Short problem ▸
Check each line of the material below for "société", then copy the ones that contain it.

Task material ▸

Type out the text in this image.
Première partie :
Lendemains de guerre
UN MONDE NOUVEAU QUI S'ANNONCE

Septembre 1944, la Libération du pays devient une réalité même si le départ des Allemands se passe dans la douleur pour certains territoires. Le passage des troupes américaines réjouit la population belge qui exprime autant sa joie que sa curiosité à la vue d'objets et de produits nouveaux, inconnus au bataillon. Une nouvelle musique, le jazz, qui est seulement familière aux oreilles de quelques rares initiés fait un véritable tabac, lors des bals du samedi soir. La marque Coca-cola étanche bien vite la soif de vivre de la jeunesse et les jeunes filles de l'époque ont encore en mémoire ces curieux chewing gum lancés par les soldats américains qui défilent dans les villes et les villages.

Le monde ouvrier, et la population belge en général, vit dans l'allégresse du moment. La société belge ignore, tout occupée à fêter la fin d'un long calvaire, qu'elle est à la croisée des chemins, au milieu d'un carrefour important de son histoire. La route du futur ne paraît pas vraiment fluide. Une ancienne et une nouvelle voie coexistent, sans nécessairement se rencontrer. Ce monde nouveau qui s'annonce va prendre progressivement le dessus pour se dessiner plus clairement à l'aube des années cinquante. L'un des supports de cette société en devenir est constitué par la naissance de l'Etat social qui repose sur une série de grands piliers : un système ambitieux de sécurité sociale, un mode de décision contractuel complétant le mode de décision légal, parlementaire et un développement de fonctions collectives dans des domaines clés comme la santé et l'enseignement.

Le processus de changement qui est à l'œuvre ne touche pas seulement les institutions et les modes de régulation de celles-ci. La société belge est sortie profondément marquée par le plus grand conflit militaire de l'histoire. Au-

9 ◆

Solution to the exercise ▸
Le monde ouvrier, et la population belge en général, vit dans l'allégresse du moment. La société belge ignore, tout occupée à fêter la fin d'un long calvaire, qu'elle est à la croisée des chemins, au milieu d'un carrefour important de son histoire. La route du futur ne paraît pas vraiment fluide. Une ancienne et une nouvelle voie coexistent, sans nécessairement se rencontrer. Ce monde nouveau qui s'annonce va prendre progressivement le dessus pour se dessiner plus clairement à l'aube des années cinquante. L'un des supports de cette société en devenir est constitué par la naissance de l'Etat social qui repose sur une série de grands piliers : un système ambitieux de sécurité sociale, un mode de décision contractuel complétant le mode de décision légal, parlementaire et un développement de fonctions collectives dans des domaines clés comme la santé et l'enseignement.
Le processus de changement qui est à l'œuvre ne touche pas seulement les institutions et les modes de régulation de celles-ci. La société belge est sortie profondément marquée par le plus grand conflit militaire de l'histoire. Au-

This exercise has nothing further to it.